* EXERCISE BRIEF: Records follow. Select each line holding "土壤肥沃".

* SUPPLIED INFORMATION:
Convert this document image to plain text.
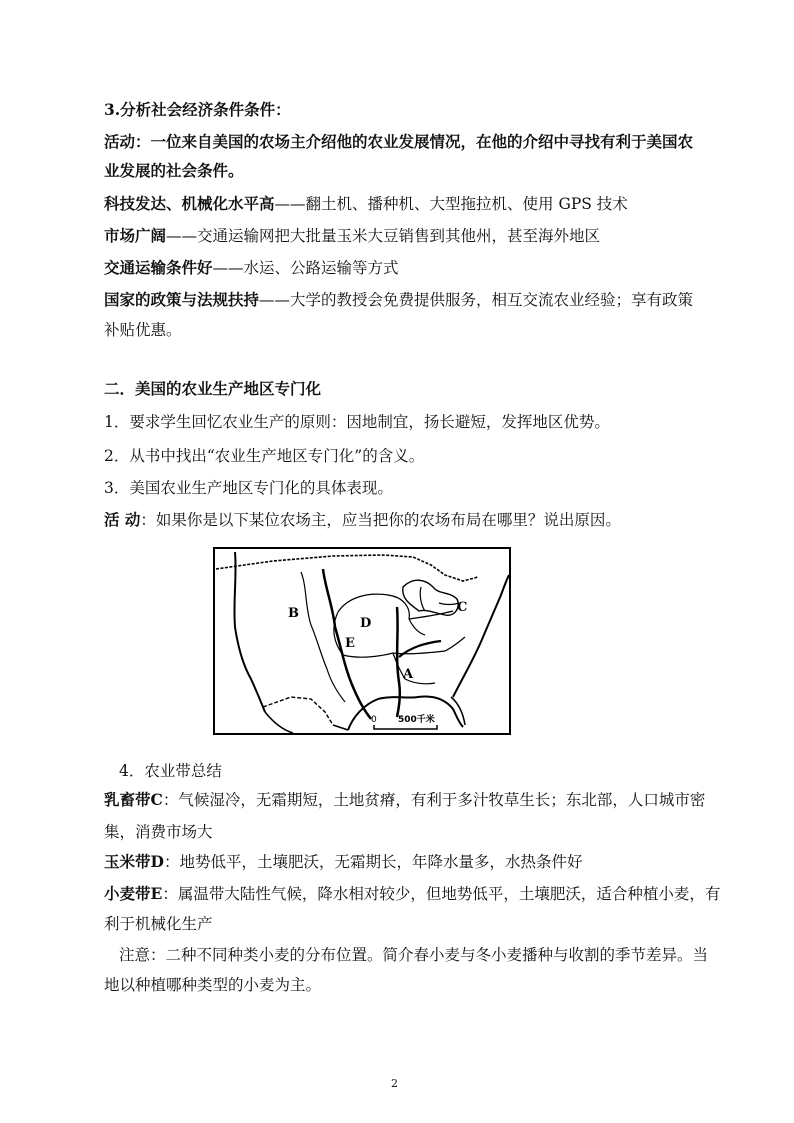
3.分析社会经济条件条件：
活动：一位来自美国的农场主介绍他的农业发展情况，在他的介绍中寻找有利于美国农
业发展的社会条件。
科技发达、机械化水平高——翻土机、播种机、大型拖拉机、使用 GPS 技术
市场广阔——交通运输网把大批量玉米大豆销售到其他州，甚至海外地区
交通运输条件好——水运、公路运输等方式
国家的政策与法规扶持——大学的教授会免费提供服务，相互交流农业经验；享有政策
补贴优惠。
二．美国的农业生产地区专门化
1．要求学生回忆农业生产的原则：因地制宜，扬长避短，发挥地区优势。
2．从书中找出“农业生产地区专门化”的含义。
3．美国农业生产地区专门化的具体表现。
活 动：如果你是以下某位农场主，应当把你的农场布局在哪里？说出原因。
B
D
E
C
A
0 500千米
4．农业带总结
乳畜带C：气候湿冷，无霜期短，土地贫瘠，有利于多汁牧草生长；东北部，人口城市密
集，消费市场大
玉米带D：地势低平，土壤肥沃，无霜期长，年降水量多，水热条件好
小麦带E：属温带大陆性气候，降水相对较少，但地势低平，土壤肥沃，适合种植小麦，有
利于机械化生产
注意：二种不同种类小麦的分布位置。简介春小麦与冬小麦播种与收割的季节差异。当
地以种植哪种类型的小麦为主。
2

* RESULT FOR THIS EXERCISE:
玉米带D：地势低平，土壤肥沃，无霜期长，年降水量多，水热条件好
小麦带E：属温带大陆性气候，降水相对较少，但地势低平，土壤肥沃，适合种植小麦，有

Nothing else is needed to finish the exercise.